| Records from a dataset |
------------------------------------

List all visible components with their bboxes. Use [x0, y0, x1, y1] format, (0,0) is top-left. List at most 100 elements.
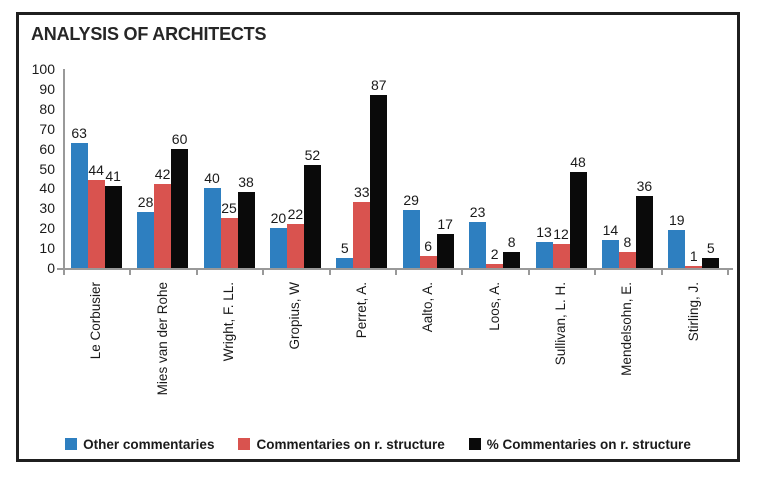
bar-pct-structure	[702, 258, 720, 268]
bar-value-label: 52	[304, 146, 321, 163]
bar-pct-structure	[635, 196, 653, 268]
x-axis-category-label: Loos, A.	[486, 282, 502, 331]
bar-value-label: 42	[154, 166, 171, 183]
bar-pct-structure	[370, 94, 388, 268]
bar-value-label: 40	[204, 170, 220, 187]
y-axis-tick-label: 40	[39, 180, 55, 197]
bar-pct-structure	[436, 234, 454, 268]
x-axis-tick	[660, 268, 663, 275]
bar-other	[269, 228, 287, 268]
legend-item-structure: Commentaries on r. structure	[238, 436, 445, 452]
bar-structure	[685, 266, 703, 268]
x-axis-tick	[129, 268, 132, 275]
x-axis-category-label: Gropius, W	[287, 282, 303, 350]
legend-label: Other commentaries	[83, 436, 215, 452]
bar-pct-structure	[104, 186, 122, 268]
bar-value-label: 17	[437, 216, 453, 233]
bar-structure	[618, 252, 636, 268]
bar-value-label: 2	[490, 246, 499, 263]
x-axis-tick	[727, 268, 729, 275]
x-axis-category-label: Wright, F. LL.	[221, 282, 236, 362]
legend-label: % Commentaries on r. structure	[486, 436, 691, 452]
y-axis-tick-label: 10	[39, 240, 55, 257]
x-axis-tick	[527, 268, 530, 275]
legend-label: Commentaries on r. structure	[256, 436, 445, 452]
bar-value-label: 5	[706, 240, 715, 257]
bar-structure	[154, 184, 172, 268]
bar-other	[668, 230, 686, 268]
bar-value-label: 87	[371, 76, 387, 93]
bar-other	[336, 258, 354, 268]
y-axis-tick-label: 0	[47, 260, 55, 276]
y-axis-tick-label: 80	[39, 100, 55, 117]
bar-value-label: 14	[602, 222, 619, 239]
bar-other	[601, 240, 619, 268]
bar-value-label: 8	[507, 234, 516, 251]
bar-structure	[87, 180, 105, 268]
bar-pct-structure	[237, 192, 255, 268]
bar-value-label: 28	[137, 194, 154, 211]
y-axis-tick-label: 20	[39, 220, 55, 237]
y-axis-tick-label: 30	[39, 200, 55, 217]
bar-value-label: 8	[623, 234, 632, 251]
bar-value-label: 44	[88, 162, 104, 179]
bar-value-label: 1	[689, 248, 698, 264]
bar-pct-structure	[569, 172, 587, 268]
x-axis-tick	[195, 268, 198, 275]
bar-value-label: 48	[570, 154, 586, 171]
bar-value-label: 22	[287, 206, 304, 223]
bar-other	[203, 188, 221, 268]
x-axis-tick	[594, 268, 597, 275]
bar-value-label: 41	[105, 168, 121, 185]
bar-value-label: 23	[469, 204, 486, 221]
x-axis-tick	[395, 268, 397, 275]
y-axis-tick-label: 70	[39, 120, 55, 137]
bar-structure	[486, 264, 504, 268]
x-axis-category-label: Mies van der Rohe	[154, 282, 170, 396]
bar-structure	[419, 256, 437, 268]
bar-structure	[220, 218, 238, 268]
x-axis-category-label: Aalto, A.	[420, 282, 436, 333]
bar-value-label: 12	[553, 226, 569, 243]
bar-value-label: 25	[221, 200, 237, 217]
y-axis-tick-label: 90	[39, 80, 55, 97]
bar-value-label: 33	[354, 184, 370, 201]
bar-value-label: 13	[536, 224, 552, 241]
legend-swatch-icon	[468, 438, 481, 450]
bar-other	[70, 142, 88, 268]
bar-value-label: 19	[669, 212, 685, 229]
legend-swatch-icon	[65, 438, 78, 450]
chart-frame: ANALYSIS OF ARCHITECTS 0 10 20 30 40 50 60 70 80…	[16, 12, 740, 462]
bar-value-label: 36	[636, 178, 653, 195]
bar-other	[535, 242, 553, 268]
x-axis-tick	[63, 268, 65, 275]
y-axis-tick-label: 60	[39, 140, 55, 157]
bar-structure	[353, 202, 371, 268]
bar-value-label: 63	[71, 124, 87, 141]
x-axis-tick	[461, 268, 464, 275]
bar-value-label: 20	[270, 210, 287, 227]
bar-other	[402, 210, 420, 268]
bar-value-label: 5	[340, 240, 349, 257]
y-axis-tick-label: 100	[31, 61, 55, 77]
x-axis-tick	[262, 268, 265, 275]
y-axis-line	[63, 69, 65, 270]
bar-other	[137, 212, 155, 268]
legend-item-other: Other commentaries	[65, 437, 214, 452]
chart-title: ANALYSIS OF ARCHITECTS	[31, 24, 267, 44]
bar-pct-structure	[503, 252, 521, 268]
bar-other	[469, 222, 487, 268]
x-axis-category-label: Le Corbusier	[88, 282, 104, 360]
x-axis-category-label: Stirling, J.	[685, 282, 701, 342]
legend: Other commentaries Commentaries on r. str…	[19, 432, 737, 456]
plot-area: 0 10 20 30 40 50 60 70 80 90 100 63 44 41 Le Corbusier…	[19, 15, 737, 459]
bar-pct-structure	[303, 164, 321, 268]
y-axis-tick-label: 50	[39, 160, 55, 177]
bar-value-label: 29	[403, 192, 419, 209]
x-axis-category-label: Sullivan, L. H.	[553, 282, 568, 366]
x-axis-category-label: Mendelsohn, E.	[619, 282, 635, 376]
bar-structure	[286, 224, 304, 268]
x-axis-category-label: Perret, A.	[353, 282, 369, 339]
bar-structure	[552, 244, 570, 268]
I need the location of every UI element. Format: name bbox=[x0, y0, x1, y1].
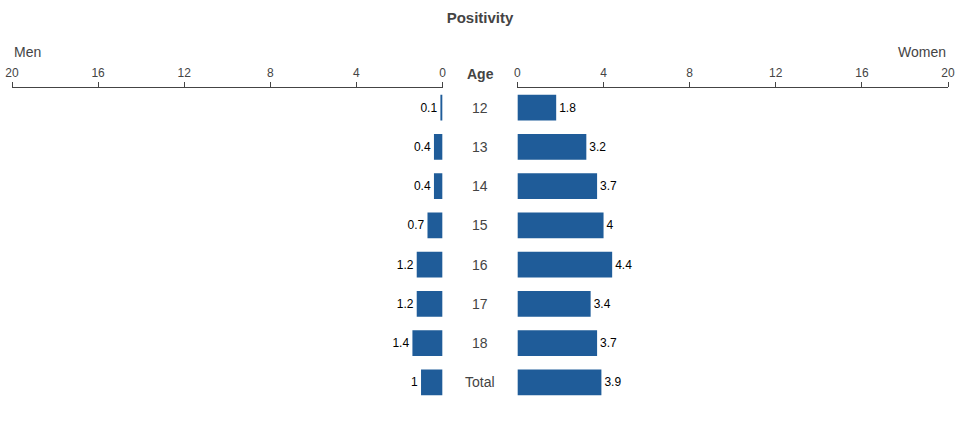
svg-text:1: 1 bbox=[411, 375, 418, 389]
svg-text:Men: Men bbox=[14, 44, 41, 60]
svg-text:18: 18 bbox=[472, 335, 488, 351]
svg-text:4: 4 bbox=[600, 66, 607, 80]
svg-text:8: 8 bbox=[267, 66, 274, 80]
svg-text:1.8: 1.8 bbox=[559, 101, 576, 115]
svg-text:Positivity: Positivity bbox=[447, 9, 514, 26]
svg-text:3.7: 3.7 bbox=[600, 336, 617, 350]
svg-text:12: 12 bbox=[178, 66, 192, 80]
svg-text:16: 16 bbox=[91, 66, 105, 80]
svg-text:15: 15 bbox=[472, 217, 488, 233]
svg-text:14: 14 bbox=[472, 178, 488, 194]
svg-text:4: 4 bbox=[353, 66, 360, 80]
svg-text:3.2: 3.2 bbox=[589, 140, 606, 154]
svg-text:16: 16 bbox=[472, 257, 488, 273]
svg-text:0: 0 bbox=[439, 66, 446, 80]
svg-text:3.9: 3.9 bbox=[604, 375, 621, 389]
svg-text:0.1: 0.1 bbox=[420, 101, 437, 115]
svg-text:0.4: 0.4 bbox=[414, 140, 431, 154]
svg-text:12: 12 bbox=[769, 66, 783, 80]
svg-text:Age: Age bbox=[467, 66, 494, 82]
svg-text:1.2: 1.2 bbox=[397, 258, 414, 272]
svg-text:1.4: 1.4 bbox=[392, 336, 409, 350]
svg-text:Women: Women bbox=[898, 44, 946, 60]
svg-text:13: 13 bbox=[472, 139, 488, 155]
svg-text:0: 0 bbox=[514, 66, 521, 80]
svg-text:16: 16 bbox=[855, 66, 869, 80]
svg-text:12: 12 bbox=[472, 100, 488, 116]
svg-text:20: 20 bbox=[5, 66, 19, 80]
svg-text:20: 20 bbox=[941, 66, 955, 80]
svg-text:3.4: 3.4 bbox=[594, 297, 611, 311]
svg-text:17: 17 bbox=[472, 296, 488, 312]
svg-text:8: 8 bbox=[686, 66, 693, 80]
svg-text:1.2: 1.2 bbox=[397, 297, 414, 311]
svg-text:3.7: 3.7 bbox=[600, 179, 617, 193]
svg-text:4.4: 4.4 bbox=[615, 258, 632, 272]
svg-text:Total: Total bbox=[465, 374, 495, 390]
svg-text:0.7: 0.7 bbox=[407, 218, 424, 232]
svg-text:0.4: 0.4 bbox=[414, 179, 431, 193]
svg-text:4: 4 bbox=[607, 218, 614, 232]
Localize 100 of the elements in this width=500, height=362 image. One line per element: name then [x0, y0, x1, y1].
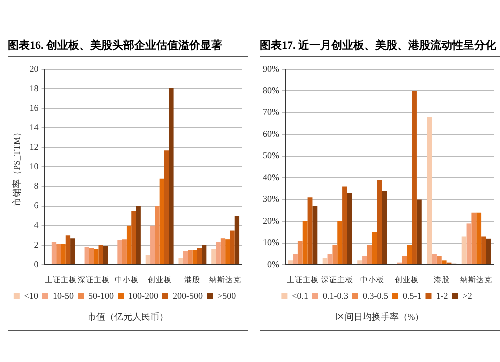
- bar: [98, 245, 104, 264]
- bar: [367, 245, 372, 264]
- bar: [372, 232, 378, 264]
- y-tick-label: 14: [30, 122, 40, 132]
- bar: [407, 245, 412, 264]
- bar: [197, 248, 202, 264]
- bar: [136, 206, 141, 264]
- bar: [52, 242, 57, 264]
- legend-label: 0.5-1: [403, 290, 422, 301]
- y-tick-label: 50%: [262, 150, 280, 161]
- bar: [146, 255, 151, 264]
- bar: [212, 249, 216, 264]
- legend-label: 200-500: [172, 290, 204, 301]
- y-tick-label: 40%: [262, 172, 280, 182]
- y-tick-label: 60%: [262, 128, 280, 139]
- bar: [56, 244, 62, 264]
- bar: [155, 206, 160, 264]
- bar: [332, 245, 338, 264]
- y-axis-title: 市销率（PS_TTM）: [12, 128, 22, 206]
- x-axis-title: 市值（亿元人民币）: [8, 311, 248, 331]
- bar: [118, 240, 122, 264]
- bar: [312, 206, 318, 264]
- bar: [482, 236, 486, 264]
- y-tick-label: 16: [30, 102, 40, 113]
- y-tick-label: 20%: [262, 216, 280, 226]
- legend-label: >500: [217, 290, 237, 301]
- legend-label: 0.3-0.5: [363, 290, 389, 301]
- bar: [302, 222, 308, 264]
- bar: [472, 212, 477, 264]
- bar: [416, 200, 422, 264]
- bar: [126, 226, 132, 264]
- bar: [192, 250, 198, 264]
- bar: [427, 117, 432, 264]
- bar: [432, 254, 437, 264]
- y-tick-label: 90%: [262, 64, 280, 74]
- bar: [362, 256, 368, 264]
- y-tick-label: 6: [34, 200, 40, 211]
- y-tick-label: 4: [34, 220, 40, 230]
- bar: [150, 226, 156, 264]
- bar: [293, 254, 298, 264]
- bar: [216, 242, 221, 264]
- y-tick-label: 10: [30, 162, 40, 172]
- bar: [402, 256, 408, 264]
- bar: [412, 91, 417, 264]
- bar: [308, 198, 313, 264]
- bar: [342, 186, 348, 264]
- bar: [338, 222, 343, 264]
- y-tick-label: 8: [34, 181, 40, 192]
- bar: [442, 260, 447, 264]
- bar: [466, 224, 472, 264]
- legend-label: >2: [462, 290, 472, 301]
- y-tick-label: 70%: [262, 107, 280, 118]
- bar: [322, 258, 328, 264]
- bar: [288, 260, 294, 264]
- bar: [230, 230, 235, 264]
- bar: [298, 241, 303, 264]
- bar: [66, 236, 71, 264]
- legend-label: 0.1-0.3: [323, 290, 350, 301]
- legend-label: 50-100: [88, 290, 114, 301]
- bar: [476, 212, 482, 264]
- y-tick-label: 2: [34, 240, 39, 250]
- y-tick-label: 0: [34, 259, 40, 270]
- bar: [160, 178, 164, 264]
- bar: [382, 191, 388, 264]
- y-tick-label: 0%: [267, 259, 280, 270]
- bar: [436, 256, 442, 264]
- chart-title: 图表17. 近一月创业板、美股、港股流动性呈分化: [260, 38, 500, 57]
- bar: [328, 254, 333, 264]
- y-tick-label: 12: [30, 142, 39, 152]
- legend-label: 100-200: [128, 290, 159, 301]
- x-axis-title: 区间日均换手率（%）: [260, 311, 500, 331]
- y-tick-label: 10%: [262, 238, 280, 248]
- bar: [103, 246, 108, 264]
- bar: [178, 258, 184, 264]
- bar: [234, 216, 240, 264]
- bar: [132, 211, 136, 264]
- bar: [61, 244, 66, 264]
- bar: [347, 193, 352, 264]
- y-tick-label: 18: [30, 83, 40, 94]
- bar: [84, 247, 90, 264]
- bar: [377, 180, 382, 264]
- bar: [183, 251, 188, 264]
- bar: [220, 238, 226, 264]
- bar: [202, 245, 207, 264]
- bar: [94, 249, 99, 264]
- bar: [486, 238, 492, 264]
- bar: [122, 240, 127, 264]
- bar: [226, 240, 230, 264]
- bar: [164, 150, 170, 264]
- legend-label: 1-2: [436, 290, 448, 301]
- bar: [70, 238, 76, 264]
- y-tick-label: 30%: [262, 194, 280, 204]
- y-tick-label: 20: [30, 64, 40, 74]
- y-tick-label: 80%: [262, 85, 280, 96]
- bar: [169, 88, 174, 264]
- legend-label: <0.1: [292, 290, 309, 301]
- legend-label: <10: [24, 290, 40, 301]
- bar: [462, 236, 467, 264]
- chart-title: 图表16. 创业板、美股头部企业估值溢价显著: [8, 38, 248, 57]
- bar: [89, 248, 94, 264]
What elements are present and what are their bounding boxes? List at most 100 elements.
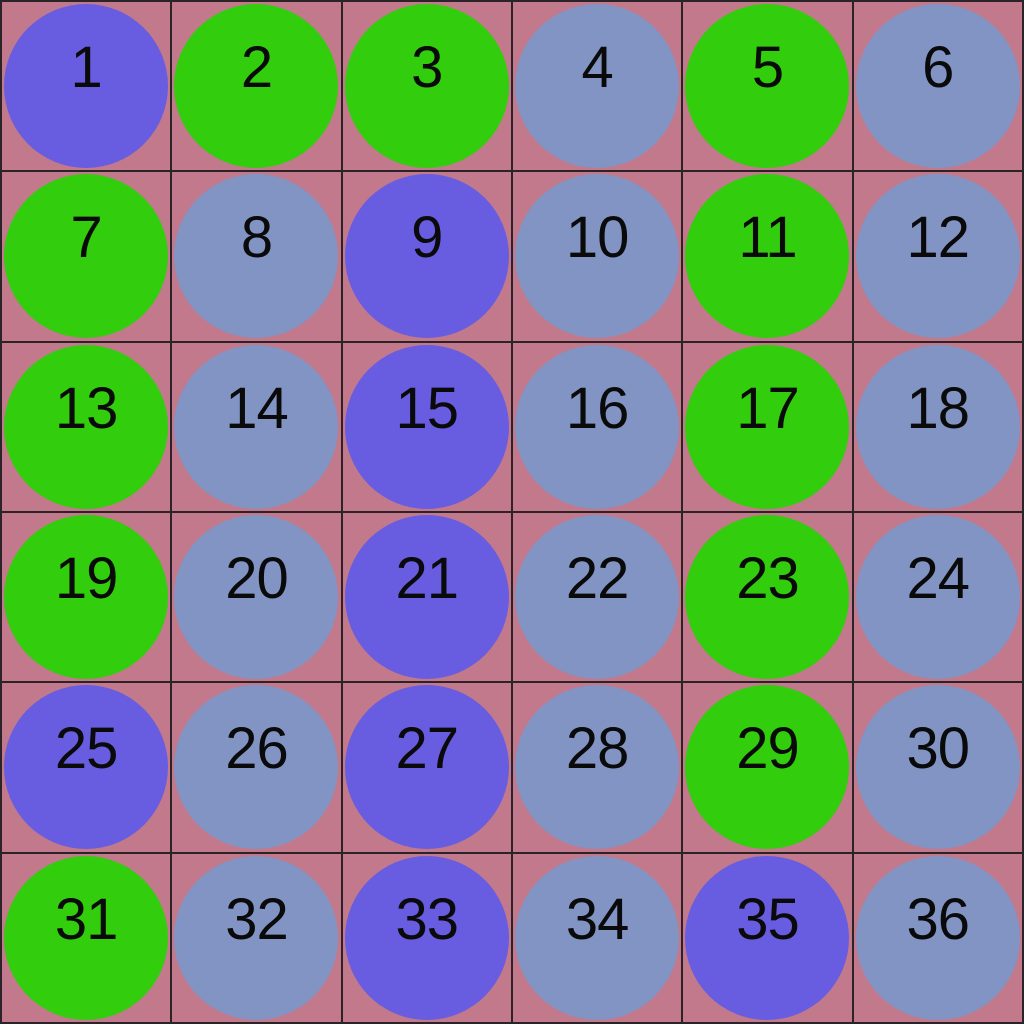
circle-number: 36 [906, 886, 971, 952]
grid-cell: 10 [512, 172, 682, 341]
numbered-circle[interactable]: 12 [855, 174, 1020, 339]
circle-number: 2 [240, 35, 273, 101]
circle-number: 28 [565, 716, 630, 782]
numbered-circle[interactable]: 26 [174, 685, 339, 850]
grid-cell: 22 [512, 512, 682, 682]
circle-number: 26 [225, 716, 289, 782]
grid-cell: 11 [683, 172, 852, 341]
circle-number: 27 [395, 716, 460, 782]
circle-number: 33 [395, 886, 460, 952]
numbered-circle[interactable]: 24 [855, 515, 1020, 680]
numbered-circle[interactable]: 17 [685, 344, 850, 509]
numbered-circle[interactable]: 25 [4, 685, 169, 850]
circle-number: 18 [906, 375, 971, 441]
numbered-circle[interactable]: 29 [685, 685, 850, 850]
grid-cell: 1 [2, 2, 171, 171]
circle-number: 3 [411, 35, 443, 101]
grid-cell: 35 [683, 853, 852, 1022]
numbered-circle[interactable]: 6 [855, 4, 1020, 169]
circle-number: 29 [736, 716, 800, 782]
circle-number: 1 [70, 35, 103, 101]
circle-number: 4 [581, 35, 614, 101]
numbered-circle[interactable]: 8 [174, 174, 339, 339]
grid-cell: 12 [853, 172, 1022, 341]
grid-cell: 6 [853, 2, 1022, 171]
numbered-circle[interactable]: 23 [685, 515, 850, 680]
grid-cell: 20 [172, 512, 341, 682]
grid-cell: 33 [342, 853, 511, 1022]
circle-number: 15 [395, 375, 460, 441]
numbered-circle[interactable]: 20 [174, 515, 339, 680]
numbered-circle[interactable]: 31 [4, 855, 169, 1020]
numbered-circle[interactable]: 27 [344, 685, 509, 850]
grid-cell: 21 [342, 512, 511, 682]
circle-number: 11 [738, 205, 797, 271]
circle-number: 34 [565, 886, 630, 952]
numbered-circle[interactable]: 15 [344, 344, 509, 509]
grid-cell: 3 [342, 2, 511, 171]
grid-cell: 30 [853, 683, 1022, 852]
grid-cell: 16 [512, 342, 682, 511]
numbered-circle[interactable]: 36 [855, 855, 1020, 1020]
grid-cell: 17 [683, 342, 852, 511]
grid-cell: 19 [2, 512, 171, 682]
numbered-circle[interactable]: 4 [515, 4, 680, 169]
circle-number: 17 [736, 375, 800, 441]
grid-cell: 28 [512, 683, 682, 852]
numbered-circle[interactable]: 33 [344, 855, 509, 1020]
grid-cell: 5 [683, 2, 852, 171]
circle-number: 32 [225, 886, 289, 952]
circle-number: 19 [54, 546, 119, 612]
circle-number: 24 [906, 546, 971, 612]
circle-number: 21 [395, 546, 460, 612]
numbered-circle[interactable]: 32 [174, 855, 339, 1020]
circle-number: 30 [906, 716, 971, 782]
numbered-circle[interactable]: 16 [515, 344, 680, 509]
grid-cell: 2 [172, 2, 341, 171]
numbered-circle[interactable]: 1 [4, 4, 169, 169]
grid-cell: 36 [853, 853, 1022, 1022]
numbered-circle[interactable]: 30 [855, 685, 1020, 850]
grid-cell: 7 [2, 172, 171, 341]
circle-number: 16 [565, 375, 630, 441]
circle-number: 25 [54, 716, 119, 782]
grid-cell: 18 [853, 342, 1022, 511]
numbered-circle[interactable]: 22 [515, 515, 680, 680]
grid-cell: 34 [512, 853, 682, 1022]
numbered-circle[interactable]: 11 [685, 174, 850, 339]
grid-cell: 27 [342, 683, 511, 852]
numbered-circle[interactable]: 14 [174, 344, 339, 509]
numbered-circle[interactable]: 2 [174, 4, 339, 169]
grid-cell: 4 [512, 2, 682, 171]
numbered-circle[interactable]: 9 [344, 174, 509, 339]
grid-cell: 32 [172, 853, 341, 1022]
numbered-circle[interactable]: 19 [4, 515, 169, 680]
circle-number: 9 [411, 205, 443, 271]
circle-number: 35 [736, 886, 800, 952]
circle-number: 6 [922, 35, 954, 101]
grid-cell: 29 [683, 683, 852, 852]
numbered-circle[interactable]: 7 [4, 174, 169, 339]
circle-number: 7 [70, 205, 103, 271]
numbered-circle[interactable]: 28 [515, 685, 680, 850]
circle-number: 12 [906, 205, 971, 271]
numbered-circle[interactable]: 34 [515, 855, 680, 1020]
numbered-circle[interactable]: 21 [344, 515, 509, 680]
numbered-circle[interactable]: 13 [4, 344, 169, 509]
grid-cell: 25 [2, 683, 171, 852]
numbered-circle[interactable]: 35 [685, 855, 850, 1020]
circle-number: 10 [565, 205, 630, 271]
circle-number: 22 [565, 546, 630, 612]
grid-cell: 13 [2, 342, 171, 511]
circle-number: 8 [240, 205, 273, 271]
numbered-circle[interactable]: 10 [515, 174, 680, 339]
numbered-circle[interactable]: 5 [685, 4, 850, 169]
grid-cell: 15 [342, 342, 511, 511]
circle-number: 31 [54, 886, 119, 952]
numbered-circle[interactable]: 18 [855, 344, 1020, 509]
grid-cell: 9 [342, 172, 511, 341]
grid-cell: 26 [172, 683, 341, 852]
circle-number: 23 [736, 546, 800, 612]
numbered-circle[interactable]: 3 [344, 4, 509, 169]
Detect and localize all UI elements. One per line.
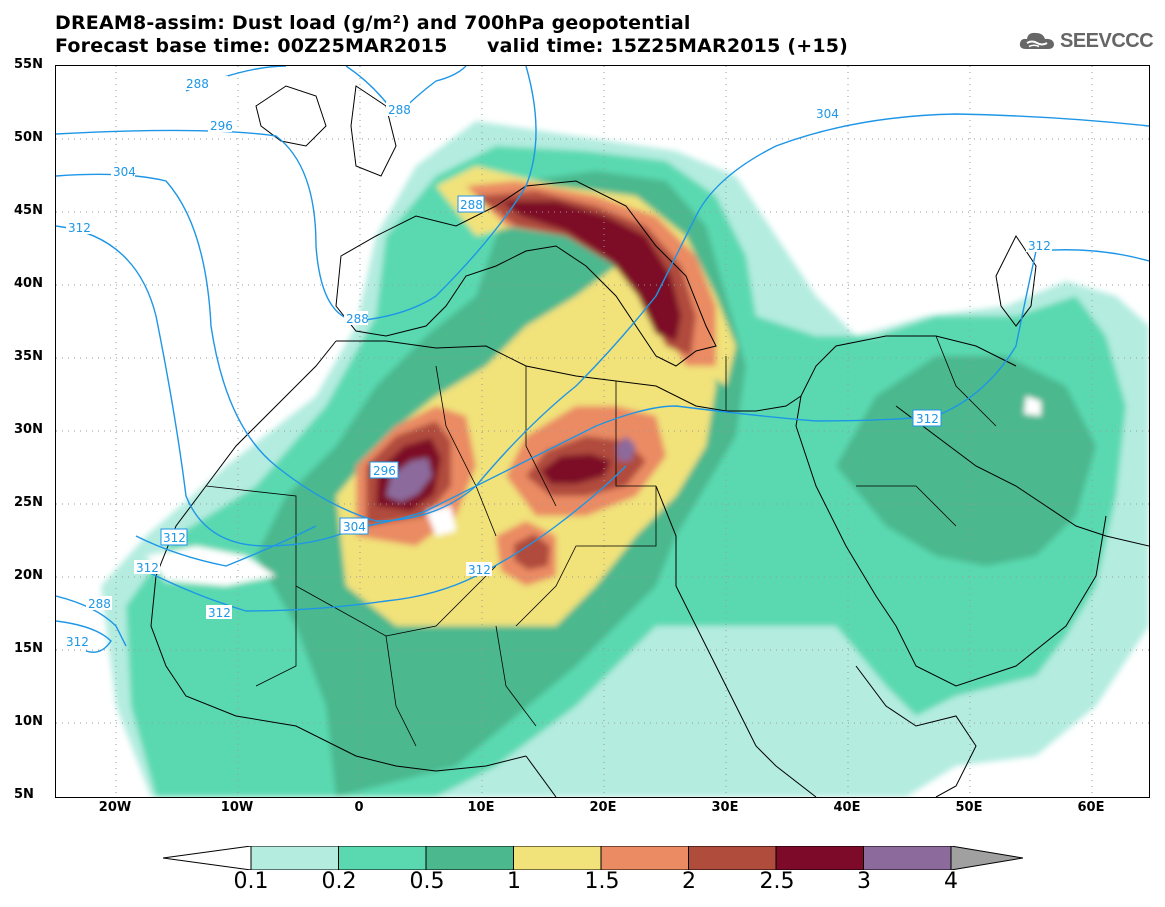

------------------------------------

| What you will do |
Copy out the lines in the records above exactly, beginning with the line that contains "svg-text:1: 1 bbox=[411, 375, 418, 389]" and ending with the line that contains "svg-text:4: 4 bbox=[353, 66, 360, 80]", including both of those lines.

| Task output |
svg-text:1: 1 bbox=[411, 375, 418, 389]
svg-text:Men: Men bbox=[14, 44, 41, 60]
svg-text:18: 18 bbox=[472, 335, 488, 351]
svg-text:4: 4 bbox=[600, 66, 607, 80]
svg-text:8: 8 bbox=[267, 66, 274, 80]
svg-text:1.8: 1.8 bbox=[559, 101, 576, 115]
svg-text:Positivity: Positivity bbox=[447, 9, 514, 26]
svg-text:3.7: 3.7 bbox=[600, 336, 617, 350]
svg-text:12: 12 bbox=[178, 66, 192, 80]
svg-text:16: 16 bbox=[91, 66, 105, 80]
svg-text:15: 15 bbox=[472, 217, 488, 233]
svg-text:14: 14 bbox=[472, 178, 488, 194]
svg-text:4: 4 bbox=[353, 66, 360, 80]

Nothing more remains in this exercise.